Give back all the data exactly, line by line.

>> begin

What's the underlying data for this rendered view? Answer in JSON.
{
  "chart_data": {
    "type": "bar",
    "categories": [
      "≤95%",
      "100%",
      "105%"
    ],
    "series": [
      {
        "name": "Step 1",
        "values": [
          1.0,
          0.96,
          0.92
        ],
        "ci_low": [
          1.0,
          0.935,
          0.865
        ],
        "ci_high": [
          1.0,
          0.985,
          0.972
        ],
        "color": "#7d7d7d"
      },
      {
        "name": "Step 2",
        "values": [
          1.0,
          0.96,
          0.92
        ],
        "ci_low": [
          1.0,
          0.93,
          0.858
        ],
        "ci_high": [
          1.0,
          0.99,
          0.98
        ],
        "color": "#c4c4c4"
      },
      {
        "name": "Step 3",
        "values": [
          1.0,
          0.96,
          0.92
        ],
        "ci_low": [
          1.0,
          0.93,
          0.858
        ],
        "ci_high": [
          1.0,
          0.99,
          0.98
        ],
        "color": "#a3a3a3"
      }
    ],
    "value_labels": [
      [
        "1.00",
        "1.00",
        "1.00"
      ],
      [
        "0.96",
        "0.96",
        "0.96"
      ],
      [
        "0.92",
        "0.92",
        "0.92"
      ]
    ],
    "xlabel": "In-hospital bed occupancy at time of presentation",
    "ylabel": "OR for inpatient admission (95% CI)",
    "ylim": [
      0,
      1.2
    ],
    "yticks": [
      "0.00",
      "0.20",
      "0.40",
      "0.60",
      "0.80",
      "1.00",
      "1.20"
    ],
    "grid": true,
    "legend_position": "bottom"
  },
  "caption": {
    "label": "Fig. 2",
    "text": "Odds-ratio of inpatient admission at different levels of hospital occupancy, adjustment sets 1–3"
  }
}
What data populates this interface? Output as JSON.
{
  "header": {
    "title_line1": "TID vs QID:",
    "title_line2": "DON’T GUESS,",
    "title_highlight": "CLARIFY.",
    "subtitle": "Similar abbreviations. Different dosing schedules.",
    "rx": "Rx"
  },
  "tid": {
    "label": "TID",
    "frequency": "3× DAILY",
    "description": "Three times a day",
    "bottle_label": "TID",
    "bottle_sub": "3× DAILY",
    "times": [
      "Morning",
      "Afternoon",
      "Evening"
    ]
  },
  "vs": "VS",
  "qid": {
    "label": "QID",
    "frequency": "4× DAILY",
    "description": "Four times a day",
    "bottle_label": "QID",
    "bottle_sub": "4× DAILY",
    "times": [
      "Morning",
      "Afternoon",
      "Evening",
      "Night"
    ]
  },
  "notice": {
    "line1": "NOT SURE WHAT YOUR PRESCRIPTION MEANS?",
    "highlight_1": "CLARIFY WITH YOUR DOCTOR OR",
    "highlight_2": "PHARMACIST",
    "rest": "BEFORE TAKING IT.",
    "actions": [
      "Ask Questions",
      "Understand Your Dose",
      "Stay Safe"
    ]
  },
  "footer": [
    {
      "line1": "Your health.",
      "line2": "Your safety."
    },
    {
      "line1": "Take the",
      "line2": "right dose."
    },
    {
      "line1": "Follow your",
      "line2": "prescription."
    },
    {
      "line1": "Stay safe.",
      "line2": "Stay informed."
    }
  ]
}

>> end

**ANSWER TO THIS EXERCISE:**
What's the underlying data for this rendered view? Answer in JSON.
{
  "chart_data": {
    "type": "bar",
    "categories": [
      "≤95%",
      "100%",
      "105%"
    ],
    "series": [
      {
        "name": "Step 1",
        "values": [
          1.0,
          0.96,
          0.92
        ],
        "ci_low": [
          1.0,
          0.935,
          0.865
        ],
        "ci_high": [
          1.0,
          0.985,
          0.972
        ],
        "color": "#7d7d7d"
      },
      {
        "name": "Step 2",
        "values": [
          1.0,
          0.96,
          0.92
        ],
        "ci_low": [
          1.0,
          0.93,
          0.858
        ],
        "ci_high": [
          1.0,
          0.99,
          0.98
        ],
        "color": "#c4c4c4"
      },
      {
        "name": "Step 3",
        "values": [
          1.0,
          0.96,
          0.92
        ],
        "ci_low": [
          1.0,
          0.93,
          0.858
        ],
        "ci_high": [
          1.0,
          0.99,
          0.98
        ],
        "color": "#a3a3a3"
      }
    ],
    "value_labels": [
      [
        "1.00",
        "1.00",
        "1.00"
      ],
      [
        "0.96",
        "0.96",
        "0.96"
      ],
      [
        "0.92",
        "0.92",
        "0.92"
      ]
    ],
    "xlabel": "In-hospital bed occupancy at time of presentation",
    "ylabel": "OR for inpatient admission (95% CI)",
    "ylim": [
      0,
      1.2
    ],
    "yticks": [
      "0.00",
      "0.20",
      "0.40",
      "0.60",
      "0.80",
      "1.00",
      "1.20"
    ],
    "grid": true,
    "legend_position": "bottom"
  },
  "caption": {
    "label": "Fig. 2",
    "text": "Odds-ratio of inpatient admission at different levels of hospital occupancy, adjustment sets 1–3"
  }
}
What data populates this interface? Output as JSON.
{
  "header": {
    "title_line1": "TID vs QID:",
    "title_line2": "DON’T GUESS,",
    "title_highlight": "CLARIFY.",
    "subtitle": "Similar abbreviations. Different dosing schedules.",
    "rx": "Rx"
  },
  "tid": {
    "label": "TID",
    "frequency": "3× DAILY",
    "description": "Three times a day",
    "bottle_label": "TID",
    "bottle_sub": "3× DAILY",
    "times": [
      "Morning",
      "Afternoon",
      "Evening"
    ]
  },
  "vs": "VS",
  "qid": {
    "label": "QID",
    "frequency": "4× DAILY",
    "description": "Four times a day",
    "bottle_label": "QID",
    "bottle_sub": "4× DAILY",
    "times": [
      "Morning",
      "Afternoon",
      "Evening",
      "Night"
    ]
  },
  "notice": {
    "line1": "NOT SURE WHAT YOUR PRESCRIPTION MEANS?",
    "highlight_1": "CLARIFY WITH YOUR DOCTOR OR",
    "highlight_2": "PHARMACIST",
    "rest": "BEFORE TAKING IT.",
    "actions": [
      "Ask Questions",
      "Understand Your Dose",
      "Stay Safe"
    ]
  },
  "footer": [
    {
      "line1": "Your health.",
      "line2": "Your safety."
    },
    {
      "line1": "Take the",
      "line2": "right dose."
    },
    {
      "line1": "Follow your",
      "line2": "prescription."
    },
    {
      "line1": "Stay safe.",
      "line2": "Stay informed."
    }
  ]
}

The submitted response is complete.